Data items:
======

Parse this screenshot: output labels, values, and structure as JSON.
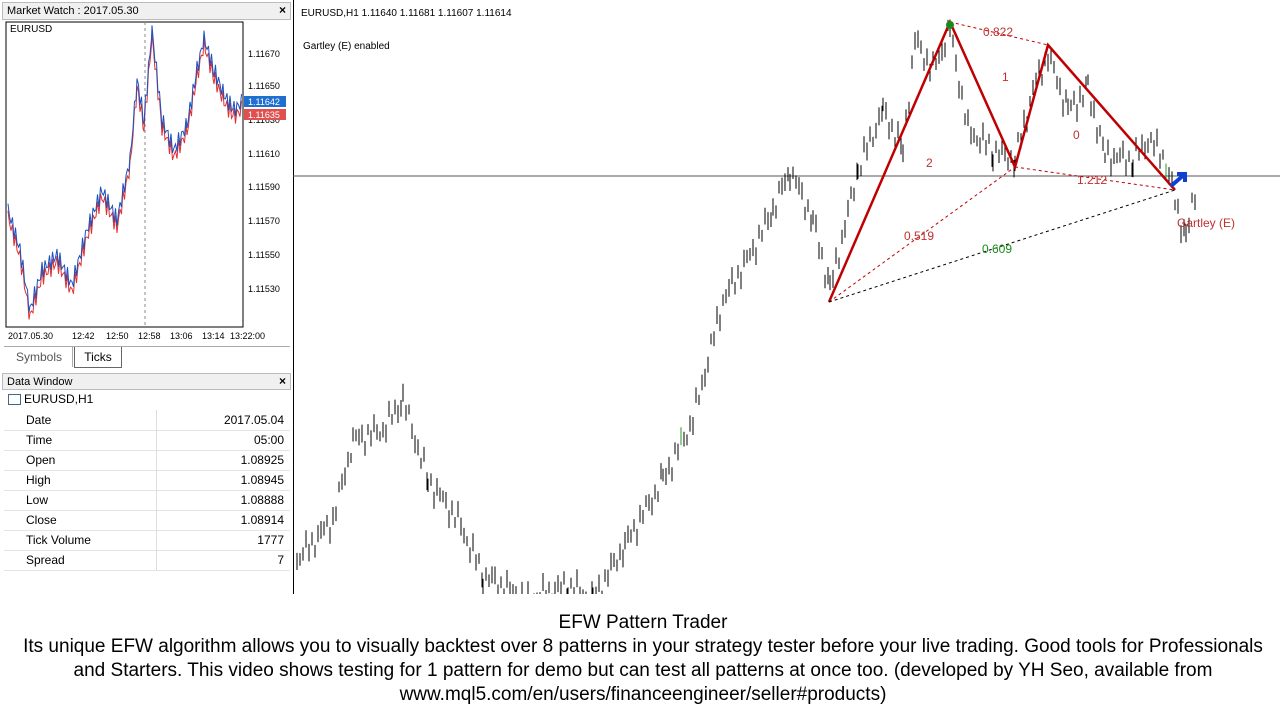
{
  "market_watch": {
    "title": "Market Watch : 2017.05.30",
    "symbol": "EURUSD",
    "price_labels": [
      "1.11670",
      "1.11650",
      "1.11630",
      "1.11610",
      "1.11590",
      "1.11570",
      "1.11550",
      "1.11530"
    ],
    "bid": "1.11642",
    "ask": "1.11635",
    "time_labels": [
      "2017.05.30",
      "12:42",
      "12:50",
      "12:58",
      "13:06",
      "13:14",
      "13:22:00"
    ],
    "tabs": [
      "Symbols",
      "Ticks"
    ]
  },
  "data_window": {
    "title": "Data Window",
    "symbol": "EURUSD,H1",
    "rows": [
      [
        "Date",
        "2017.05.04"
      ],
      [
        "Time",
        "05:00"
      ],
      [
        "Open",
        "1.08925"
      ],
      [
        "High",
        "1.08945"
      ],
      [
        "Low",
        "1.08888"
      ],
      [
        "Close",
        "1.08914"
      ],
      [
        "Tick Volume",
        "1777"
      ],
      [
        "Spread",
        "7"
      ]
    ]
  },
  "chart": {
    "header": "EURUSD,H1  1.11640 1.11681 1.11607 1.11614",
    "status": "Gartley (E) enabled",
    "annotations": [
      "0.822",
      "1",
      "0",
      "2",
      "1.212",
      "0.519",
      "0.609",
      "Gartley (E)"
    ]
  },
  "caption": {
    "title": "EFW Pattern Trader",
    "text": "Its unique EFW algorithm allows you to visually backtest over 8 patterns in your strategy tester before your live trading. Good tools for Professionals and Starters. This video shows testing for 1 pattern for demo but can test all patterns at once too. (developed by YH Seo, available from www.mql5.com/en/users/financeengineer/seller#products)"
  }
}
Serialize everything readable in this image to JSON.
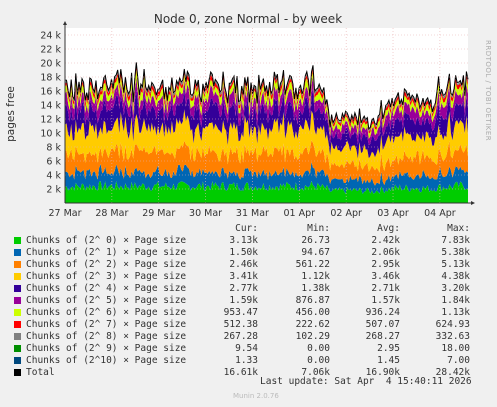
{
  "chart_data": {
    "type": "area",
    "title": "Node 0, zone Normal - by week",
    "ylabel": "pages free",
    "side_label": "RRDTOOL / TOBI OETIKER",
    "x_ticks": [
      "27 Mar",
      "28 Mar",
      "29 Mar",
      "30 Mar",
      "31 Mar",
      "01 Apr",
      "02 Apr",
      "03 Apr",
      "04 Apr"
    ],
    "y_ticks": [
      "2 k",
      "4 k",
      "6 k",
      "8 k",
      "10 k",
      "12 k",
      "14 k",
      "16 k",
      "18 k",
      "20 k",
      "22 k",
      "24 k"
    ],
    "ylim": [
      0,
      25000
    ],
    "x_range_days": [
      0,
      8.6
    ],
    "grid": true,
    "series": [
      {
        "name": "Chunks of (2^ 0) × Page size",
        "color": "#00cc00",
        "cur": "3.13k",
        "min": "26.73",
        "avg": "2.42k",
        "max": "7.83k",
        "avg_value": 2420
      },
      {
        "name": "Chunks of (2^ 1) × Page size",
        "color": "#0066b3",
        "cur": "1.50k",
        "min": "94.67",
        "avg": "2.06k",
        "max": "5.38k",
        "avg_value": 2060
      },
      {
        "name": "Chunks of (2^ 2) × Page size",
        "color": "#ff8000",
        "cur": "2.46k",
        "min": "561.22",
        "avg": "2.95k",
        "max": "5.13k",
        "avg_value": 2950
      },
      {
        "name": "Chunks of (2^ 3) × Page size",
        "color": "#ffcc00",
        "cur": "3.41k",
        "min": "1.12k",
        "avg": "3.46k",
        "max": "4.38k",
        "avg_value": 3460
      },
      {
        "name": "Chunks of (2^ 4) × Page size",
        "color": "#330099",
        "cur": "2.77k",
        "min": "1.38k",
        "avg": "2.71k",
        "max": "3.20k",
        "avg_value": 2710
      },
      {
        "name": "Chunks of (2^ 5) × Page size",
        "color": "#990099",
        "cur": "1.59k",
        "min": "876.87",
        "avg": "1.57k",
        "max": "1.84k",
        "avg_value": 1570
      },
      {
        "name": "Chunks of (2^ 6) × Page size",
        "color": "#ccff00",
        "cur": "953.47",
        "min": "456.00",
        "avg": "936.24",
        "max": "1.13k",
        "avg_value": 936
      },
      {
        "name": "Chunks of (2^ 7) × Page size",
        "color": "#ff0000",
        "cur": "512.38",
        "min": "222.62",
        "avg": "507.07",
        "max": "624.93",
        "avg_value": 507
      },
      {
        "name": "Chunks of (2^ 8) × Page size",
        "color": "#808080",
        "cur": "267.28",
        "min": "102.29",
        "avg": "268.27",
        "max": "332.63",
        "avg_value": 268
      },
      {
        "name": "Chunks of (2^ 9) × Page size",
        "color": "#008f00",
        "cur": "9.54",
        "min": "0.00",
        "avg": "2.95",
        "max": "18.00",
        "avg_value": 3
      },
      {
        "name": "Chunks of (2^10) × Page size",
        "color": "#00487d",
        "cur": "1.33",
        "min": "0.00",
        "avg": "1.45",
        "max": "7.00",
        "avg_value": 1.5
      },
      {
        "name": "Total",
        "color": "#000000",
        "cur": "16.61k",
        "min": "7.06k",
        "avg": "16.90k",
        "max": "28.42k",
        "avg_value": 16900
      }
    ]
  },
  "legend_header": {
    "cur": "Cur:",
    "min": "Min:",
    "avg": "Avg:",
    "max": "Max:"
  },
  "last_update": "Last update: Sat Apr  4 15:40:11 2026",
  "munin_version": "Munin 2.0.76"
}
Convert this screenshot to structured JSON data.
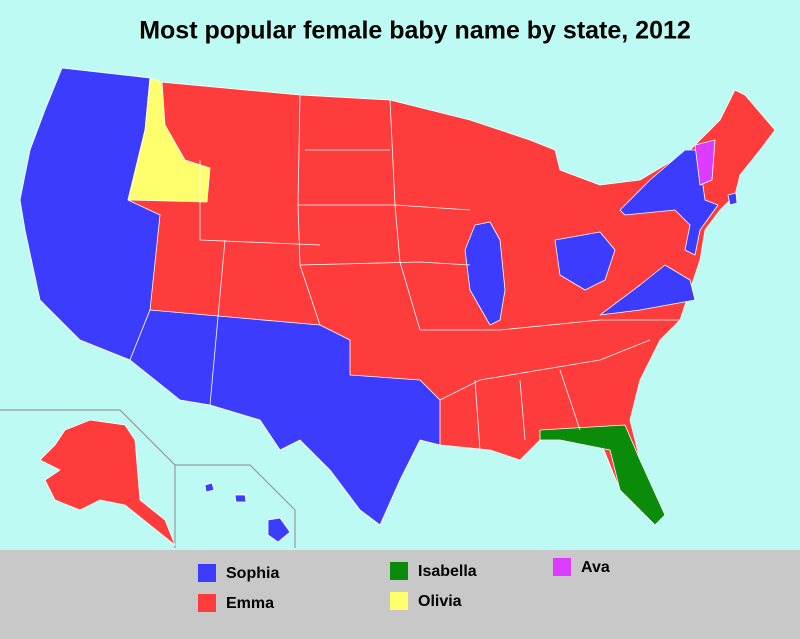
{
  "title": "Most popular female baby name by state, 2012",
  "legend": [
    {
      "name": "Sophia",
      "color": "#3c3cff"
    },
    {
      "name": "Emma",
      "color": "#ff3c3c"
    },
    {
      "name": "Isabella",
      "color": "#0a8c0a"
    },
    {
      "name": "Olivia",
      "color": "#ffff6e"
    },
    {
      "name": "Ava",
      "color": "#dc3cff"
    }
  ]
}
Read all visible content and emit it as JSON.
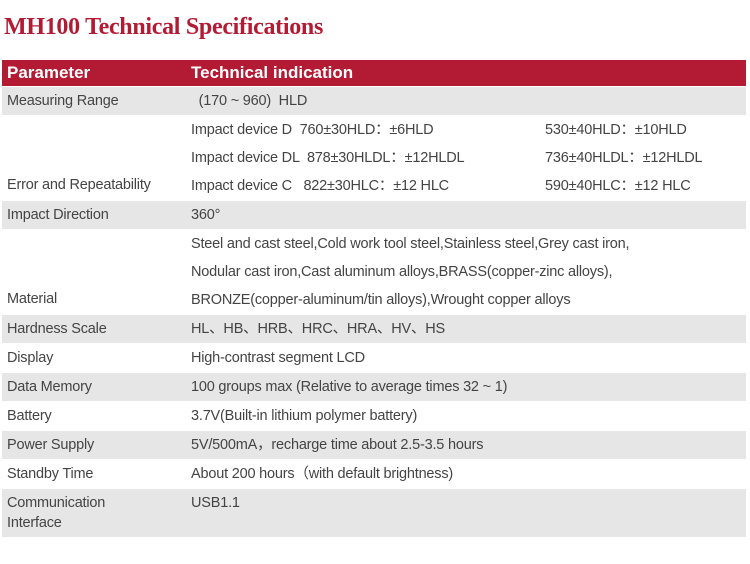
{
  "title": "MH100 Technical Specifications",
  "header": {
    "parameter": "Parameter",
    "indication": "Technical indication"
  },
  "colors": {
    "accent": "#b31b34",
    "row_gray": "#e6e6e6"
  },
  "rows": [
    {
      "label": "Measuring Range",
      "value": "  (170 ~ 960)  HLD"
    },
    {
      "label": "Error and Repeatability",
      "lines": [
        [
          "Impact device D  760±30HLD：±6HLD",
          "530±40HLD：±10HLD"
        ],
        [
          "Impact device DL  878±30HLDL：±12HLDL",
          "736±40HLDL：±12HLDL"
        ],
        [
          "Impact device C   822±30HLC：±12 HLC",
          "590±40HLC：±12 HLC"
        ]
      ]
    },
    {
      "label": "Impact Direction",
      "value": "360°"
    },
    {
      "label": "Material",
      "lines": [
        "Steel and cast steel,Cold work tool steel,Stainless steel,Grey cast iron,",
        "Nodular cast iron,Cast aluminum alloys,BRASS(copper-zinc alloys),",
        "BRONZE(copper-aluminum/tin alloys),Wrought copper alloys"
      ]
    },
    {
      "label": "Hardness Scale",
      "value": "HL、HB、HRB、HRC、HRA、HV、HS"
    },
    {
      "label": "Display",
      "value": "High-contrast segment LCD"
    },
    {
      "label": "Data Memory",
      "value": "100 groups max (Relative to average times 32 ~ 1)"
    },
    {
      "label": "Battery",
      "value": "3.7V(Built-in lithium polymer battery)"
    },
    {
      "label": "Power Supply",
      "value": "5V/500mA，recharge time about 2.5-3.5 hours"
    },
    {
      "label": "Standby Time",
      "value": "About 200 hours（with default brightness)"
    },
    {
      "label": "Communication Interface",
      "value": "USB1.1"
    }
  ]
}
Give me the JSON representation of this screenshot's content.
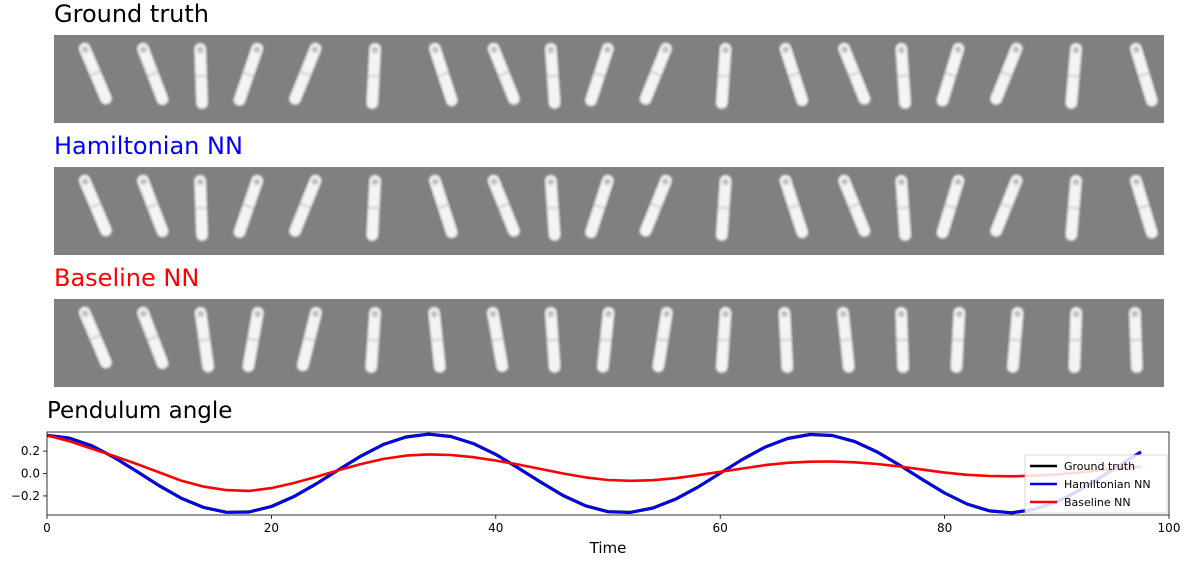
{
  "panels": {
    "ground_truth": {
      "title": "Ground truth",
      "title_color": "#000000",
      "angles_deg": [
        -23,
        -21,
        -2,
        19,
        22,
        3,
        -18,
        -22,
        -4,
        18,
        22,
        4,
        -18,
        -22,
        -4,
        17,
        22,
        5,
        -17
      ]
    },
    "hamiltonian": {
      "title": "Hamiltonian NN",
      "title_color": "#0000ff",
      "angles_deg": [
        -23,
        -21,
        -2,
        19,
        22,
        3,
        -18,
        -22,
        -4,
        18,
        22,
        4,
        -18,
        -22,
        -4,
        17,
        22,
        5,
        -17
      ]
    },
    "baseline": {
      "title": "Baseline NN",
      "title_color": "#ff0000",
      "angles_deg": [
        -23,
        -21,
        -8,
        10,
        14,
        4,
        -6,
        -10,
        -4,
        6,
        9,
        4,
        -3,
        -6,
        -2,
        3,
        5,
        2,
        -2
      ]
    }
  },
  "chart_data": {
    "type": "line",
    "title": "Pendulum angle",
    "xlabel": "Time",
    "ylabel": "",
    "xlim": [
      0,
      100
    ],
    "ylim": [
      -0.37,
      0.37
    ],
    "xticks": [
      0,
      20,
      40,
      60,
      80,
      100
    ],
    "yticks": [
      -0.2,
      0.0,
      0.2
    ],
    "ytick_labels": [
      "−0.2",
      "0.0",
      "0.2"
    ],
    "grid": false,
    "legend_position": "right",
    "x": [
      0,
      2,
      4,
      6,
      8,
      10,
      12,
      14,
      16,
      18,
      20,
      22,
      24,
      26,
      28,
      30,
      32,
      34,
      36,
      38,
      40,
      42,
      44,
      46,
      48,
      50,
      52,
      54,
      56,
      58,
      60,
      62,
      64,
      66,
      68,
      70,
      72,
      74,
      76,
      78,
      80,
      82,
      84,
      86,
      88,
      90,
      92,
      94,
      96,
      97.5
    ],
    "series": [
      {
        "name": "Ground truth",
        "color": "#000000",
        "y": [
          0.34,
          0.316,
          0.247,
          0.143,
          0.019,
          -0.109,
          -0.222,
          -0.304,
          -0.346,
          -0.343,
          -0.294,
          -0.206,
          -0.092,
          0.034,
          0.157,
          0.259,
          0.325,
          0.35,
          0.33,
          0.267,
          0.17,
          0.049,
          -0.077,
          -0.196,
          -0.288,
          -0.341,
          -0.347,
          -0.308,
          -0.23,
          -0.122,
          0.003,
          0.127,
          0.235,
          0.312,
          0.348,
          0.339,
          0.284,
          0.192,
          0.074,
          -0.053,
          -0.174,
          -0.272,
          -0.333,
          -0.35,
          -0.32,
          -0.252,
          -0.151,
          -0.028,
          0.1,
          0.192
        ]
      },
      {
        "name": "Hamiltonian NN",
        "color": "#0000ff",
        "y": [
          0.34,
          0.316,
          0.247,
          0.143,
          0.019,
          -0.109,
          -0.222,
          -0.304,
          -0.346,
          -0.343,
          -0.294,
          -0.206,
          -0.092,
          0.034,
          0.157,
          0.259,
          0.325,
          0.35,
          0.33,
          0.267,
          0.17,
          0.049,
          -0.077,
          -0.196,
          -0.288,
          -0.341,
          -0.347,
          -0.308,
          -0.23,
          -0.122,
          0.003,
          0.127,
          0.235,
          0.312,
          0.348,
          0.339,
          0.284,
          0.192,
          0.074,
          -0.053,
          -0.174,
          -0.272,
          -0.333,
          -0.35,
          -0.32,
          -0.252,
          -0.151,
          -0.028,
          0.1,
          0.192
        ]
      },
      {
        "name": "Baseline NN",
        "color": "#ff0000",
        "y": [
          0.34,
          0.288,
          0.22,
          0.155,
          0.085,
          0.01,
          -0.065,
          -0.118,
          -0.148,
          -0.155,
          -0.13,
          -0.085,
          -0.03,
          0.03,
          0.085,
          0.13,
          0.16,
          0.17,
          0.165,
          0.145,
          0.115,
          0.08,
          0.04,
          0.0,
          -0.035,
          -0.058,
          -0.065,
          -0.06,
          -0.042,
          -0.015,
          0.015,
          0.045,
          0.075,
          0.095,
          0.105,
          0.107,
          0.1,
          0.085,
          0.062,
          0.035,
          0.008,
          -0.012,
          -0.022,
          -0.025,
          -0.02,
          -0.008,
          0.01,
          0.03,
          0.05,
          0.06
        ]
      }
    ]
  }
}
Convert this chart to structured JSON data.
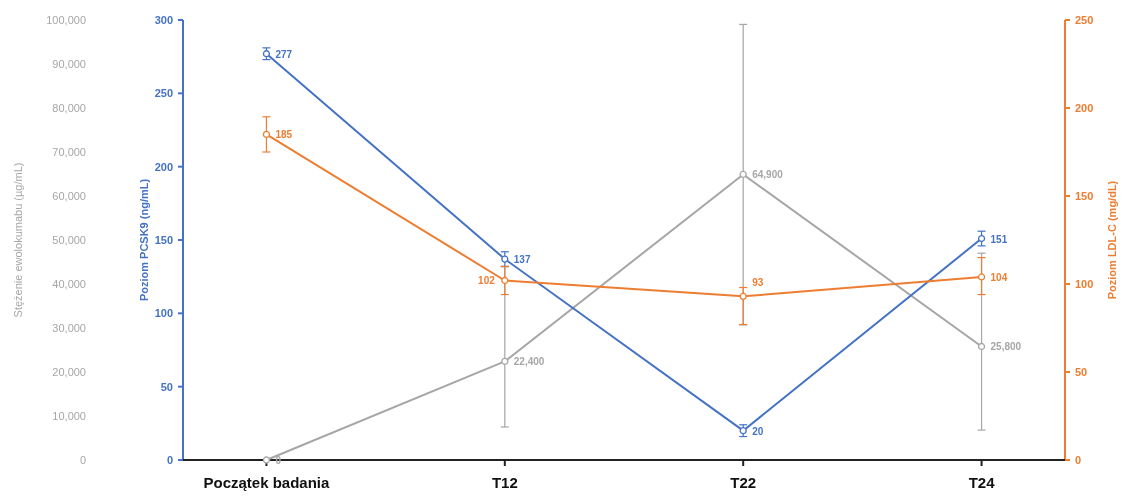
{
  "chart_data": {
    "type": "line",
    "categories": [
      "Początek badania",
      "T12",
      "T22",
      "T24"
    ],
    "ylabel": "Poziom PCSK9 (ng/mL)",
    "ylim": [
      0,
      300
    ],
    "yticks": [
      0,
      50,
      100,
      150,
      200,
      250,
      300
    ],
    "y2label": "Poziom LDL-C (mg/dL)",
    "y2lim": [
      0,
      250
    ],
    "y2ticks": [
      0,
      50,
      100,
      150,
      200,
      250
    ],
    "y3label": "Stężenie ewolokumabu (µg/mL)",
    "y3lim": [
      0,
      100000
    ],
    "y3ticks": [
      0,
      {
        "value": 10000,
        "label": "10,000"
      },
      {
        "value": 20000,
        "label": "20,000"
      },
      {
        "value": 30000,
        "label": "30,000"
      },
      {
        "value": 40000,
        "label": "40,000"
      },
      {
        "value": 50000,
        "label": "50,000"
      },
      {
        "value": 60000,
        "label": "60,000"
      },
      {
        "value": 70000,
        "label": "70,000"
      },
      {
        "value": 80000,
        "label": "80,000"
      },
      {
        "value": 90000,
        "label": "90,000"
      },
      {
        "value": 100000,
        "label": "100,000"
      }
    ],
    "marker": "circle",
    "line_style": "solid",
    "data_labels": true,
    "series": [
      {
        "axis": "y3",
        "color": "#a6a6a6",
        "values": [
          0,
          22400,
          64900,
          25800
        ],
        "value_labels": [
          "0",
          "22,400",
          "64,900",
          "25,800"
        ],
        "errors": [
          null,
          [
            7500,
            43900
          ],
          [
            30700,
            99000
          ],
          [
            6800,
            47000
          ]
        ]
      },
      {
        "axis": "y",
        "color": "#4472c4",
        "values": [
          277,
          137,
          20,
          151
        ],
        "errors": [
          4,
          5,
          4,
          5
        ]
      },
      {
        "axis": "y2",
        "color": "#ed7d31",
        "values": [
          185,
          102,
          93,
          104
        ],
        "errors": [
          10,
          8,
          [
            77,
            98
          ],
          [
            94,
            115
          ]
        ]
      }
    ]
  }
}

======

SHORT PROBLEM:
Pull every line containing the word "JSON" out of the entries above.

COMPLETE OUTPUT:
Parse this screenshot: output labels, values, and structure as JSON.
Serialize everything readable in this image to JSON.
Convert this screenshot to structured JSON data.
Read all visible content and emit it as JSON.
Give me the JSON representation of this screenshot's content.
Convert this chart to structured JSON data.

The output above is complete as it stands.